> Records shown:
------------------------------

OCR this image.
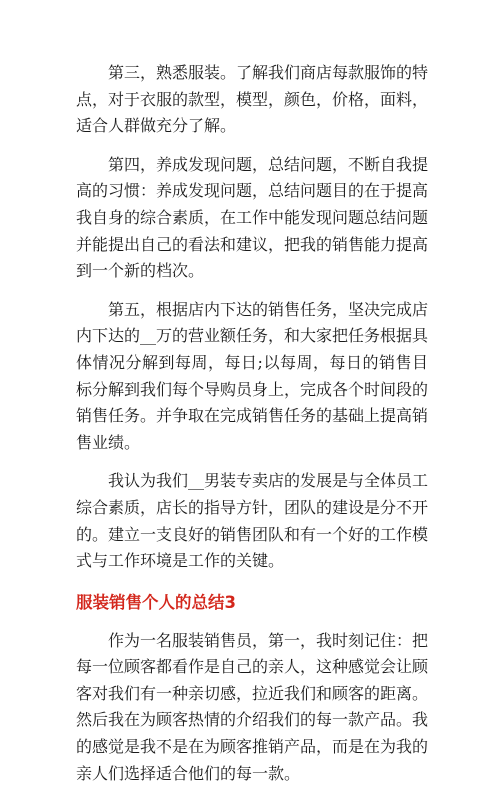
第三，熟悉服装。了解我们商店每款服饰的特点，对于衣服的款型，模型，颜色，价格，面料，适合人群做充分了解。

第四，养成发现问题，总结问题，不断自我提高的习惯：养成发现问题，总结问题目的在于提高我自身的综合素质，在工作中能发现问题总结问题并能提出自己的看法和建议，把我的销售能力提高到一个新的档次。

第五，根据店内下达的销售任务，坚决完成店内下达的__万的营业额任务，和大家把任务根据具体情况分解到每周，每日;以每周，每日的销售目标分解到我们每个导购员身上，完成各个时间段的销售任务。并争取在完成销售任务的基础上提高销售业绩。

我认为我们__男装专卖店的发展是与全体员工综合素质，店长的指导方针，团队的建设是分不开的。建立一支良好的销售团队和有一个好的工作模式与工作环境是工作的关键。

服装销售个人的总结3

作为一名服装销售员，第一，我时刻记住：把每一位顾客都看作是自己的亲人，这种感觉会让顾客对我们有一种亲切感，拉近我们和顾客的距离。然后我在为顾客热情的介绍我们的每一款产品。我的感觉是我不是在为顾客推销产品，而是在为我的亲人们选择适合他们的每一款。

------------------------------

> Short task:
All of the data above should be quoted exactly, except for the pictures.

> Task response:
OCR this image.
第三，熟悉服装。了解我们商店每款服饰的特点，对于衣服的款型，模型，颜色，价格，面料，适合人群做充分了解。

第四，养成发现问题，总结问题，不断自我提高的习惯：养成发现问题，总结问题目的在于提高我自身的综合素质，在工作中能发现问题总结问题并能提出自己的看法和建议，把我的销售能力提高到一个新的档次。

第五，根据店内下达的销售任务，坚决完成店内下达的__万的营业额任务，和大家把任务根据具体情况分解到每周，每日;以每周，每日的销售目标分解到我们每个导购员身上，完成各个时间段的销售任务。并争取在完成销售任务的基础上提高销售业绩。

我认为我们__男装专卖店的发展是与全体员工综合素质，店长的指导方针，团队的建设是分不开的。建立一支良好的销售团队和有一个好的工作模式与工作环境是工作的关键。

服装销售个人的总结3

作为一名服装销售员，第一，我时刻记住：把每一位顾客都看作是自己的亲人，这种感觉会让顾客对我们有一种亲切感，拉近我们和顾客的距离。然后我在为顾客热情的介绍我们的每一款产品。我的感觉是我不是在为顾客推销产品，而是在为我的亲人们选择适合他们的每一款。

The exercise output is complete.